## Records provided

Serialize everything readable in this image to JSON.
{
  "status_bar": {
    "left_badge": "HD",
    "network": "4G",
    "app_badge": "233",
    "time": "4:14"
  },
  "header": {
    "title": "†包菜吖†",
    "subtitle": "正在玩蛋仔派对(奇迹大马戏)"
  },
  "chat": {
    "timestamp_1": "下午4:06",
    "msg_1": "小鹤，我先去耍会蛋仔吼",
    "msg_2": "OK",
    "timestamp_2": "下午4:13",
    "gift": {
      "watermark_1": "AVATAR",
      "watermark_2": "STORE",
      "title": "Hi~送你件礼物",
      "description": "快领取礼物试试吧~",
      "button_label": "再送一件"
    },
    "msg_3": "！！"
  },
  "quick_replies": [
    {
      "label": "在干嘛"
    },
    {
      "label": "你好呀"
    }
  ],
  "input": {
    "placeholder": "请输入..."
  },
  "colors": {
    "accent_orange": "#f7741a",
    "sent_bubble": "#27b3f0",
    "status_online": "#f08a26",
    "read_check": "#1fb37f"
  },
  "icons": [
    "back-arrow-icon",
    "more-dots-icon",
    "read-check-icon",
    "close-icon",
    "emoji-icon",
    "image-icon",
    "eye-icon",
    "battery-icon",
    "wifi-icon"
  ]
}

## Exercise instructions
Return what is listed above, exactly and completely.

## The answer
Serialize everything readable in this image to JSON.
{
  "status_bar": {
    "left_badge": "HD",
    "network": "4G",
    "app_badge": "233",
    "time": "4:14"
  },
  "header": {
    "title": "†包菜吖†",
    "subtitle": "正在玩蛋仔派对(奇迹大马戏)"
  },
  "chat": {
    "timestamp_1": "下午4:06",
    "msg_1": "小鹤，我先去耍会蛋仔吼",
    "msg_2": "OK",
    "timestamp_2": "下午4:13",
    "gift": {
      "watermark_1": "AVATAR",
      "watermark_2": "STORE",
      "title": "Hi~送你件礼物",
      "description": "快领取礼物试试吧~",
      "button_label": "再送一件"
    },
    "msg_3": "！！"
  },
  "quick_replies": [
    {
      "label": "在干嘛"
    },
    {
      "label": "你好呀"
    }
  ],
  "input": {
    "placeholder": "请输入..."
  },
  "colors": {
    "accent_orange": "#f7741a",
    "sent_bubble": "#27b3f0",
    "status_online": "#f08a26",
    "read_check": "#1fb37f"
  },
  "icons": [
    "back-arrow-icon",
    "more-dots-icon",
    "read-check-icon",
    "close-icon",
    "emoji-icon",
    "image-icon",
    "eye-icon",
    "battery-icon",
    "wifi-icon"
  ]
}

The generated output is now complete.